Dataset:
## begin

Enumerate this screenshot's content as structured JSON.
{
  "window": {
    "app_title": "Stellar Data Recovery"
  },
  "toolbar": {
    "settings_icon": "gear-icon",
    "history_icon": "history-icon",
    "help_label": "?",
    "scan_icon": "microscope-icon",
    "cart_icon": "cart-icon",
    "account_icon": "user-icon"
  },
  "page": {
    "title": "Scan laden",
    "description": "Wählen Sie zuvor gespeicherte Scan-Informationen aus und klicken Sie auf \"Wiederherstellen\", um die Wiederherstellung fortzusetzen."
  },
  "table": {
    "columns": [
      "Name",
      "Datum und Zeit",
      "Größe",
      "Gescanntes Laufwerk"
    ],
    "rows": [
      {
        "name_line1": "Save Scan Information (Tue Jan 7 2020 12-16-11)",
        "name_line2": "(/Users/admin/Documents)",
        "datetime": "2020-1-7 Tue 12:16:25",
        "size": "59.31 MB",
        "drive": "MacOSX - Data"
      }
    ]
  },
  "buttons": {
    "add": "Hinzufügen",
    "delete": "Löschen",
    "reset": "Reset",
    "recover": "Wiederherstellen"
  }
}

## end

Exercise objective: Make a verbatim copy of every entry shown above.

Answer for this exercise:
Enumerate this screenshot's content as structured JSON.
{
  "window": {
    "app_title": "Stellar Data Recovery"
  },
  "toolbar": {
    "settings_icon": "gear-icon",
    "history_icon": "history-icon",
    "help_label": "?",
    "scan_icon": "microscope-icon",
    "cart_icon": "cart-icon",
    "account_icon": "user-icon"
  },
  "page": {
    "title": "Scan laden",
    "description": "Wählen Sie zuvor gespeicherte Scan-Informationen aus und klicken Sie auf \"Wiederherstellen\", um die Wiederherstellung fortzusetzen."
  },
  "table": {
    "columns": [
      "Name",
      "Datum und Zeit",
      "Größe",
      "Gescanntes Laufwerk"
    ],
    "rows": [
      {
        "name_line1": "Save Scan Information (Tue Jan 7 2020 12-16-11)",
        "name_line2": "(/Users/admin/Documents)",
        "datetime": "2020-1-7 Tue 12:16:25",
        "size": "59.31 MB",
        "drive": "MacOSX - Data"
      }
    ]
  },
  "buttons": {
    "add": "Hinzufügen",
    "delete": "Löschen",
    "reset": "Reset",
    "recover": "Wiederherstellen"
  }
}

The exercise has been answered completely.